Your task is to repeat the lines below exactly, excluding any pictures they contain.

━━ Material provided ━━

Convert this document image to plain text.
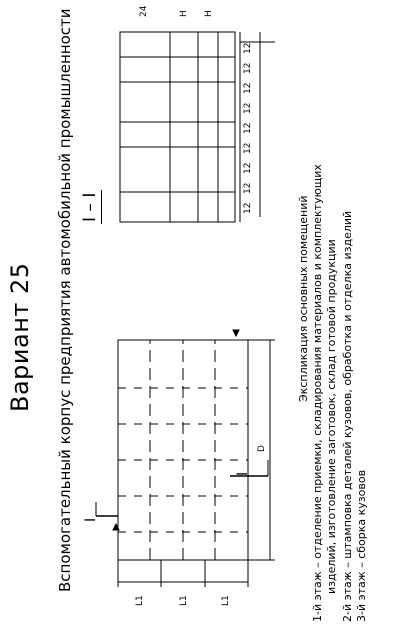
Вариант 25 Вспомогательный корпус предприятия автомобильной промышленности I – I
I
I
D
L1	L1	L1
24	H H
12
12
12
12
12
12
12
12
12
Экспликация основных помещений 1-й этаж – отделение приемки, складирования материалов и комплектующих изделий, изготовление заготовок, склад готовой продукции 2-й этаж – штамповка деталей кузовов, обработка и отделка изделий 3-й этаж – сборка кузовов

━━━

Worked solution>
Convert this document image to plain text.
Вариант 25 Вспомогательный корпус предприятия автомобильной промышленности I – I
I
I
D
L1	L1	L1
24	H H
12
12
12
12
12
12
12
12
12
Экспликация основных помещений 1-й этаж – отделение приемки, складирования материалов и комплектующих изделий, изготовление заготовок, склад готовой продукции 2-й этаж – штамповка деталей кузовов, обработка и отделка изделий 3-й этаж – сборка кузовов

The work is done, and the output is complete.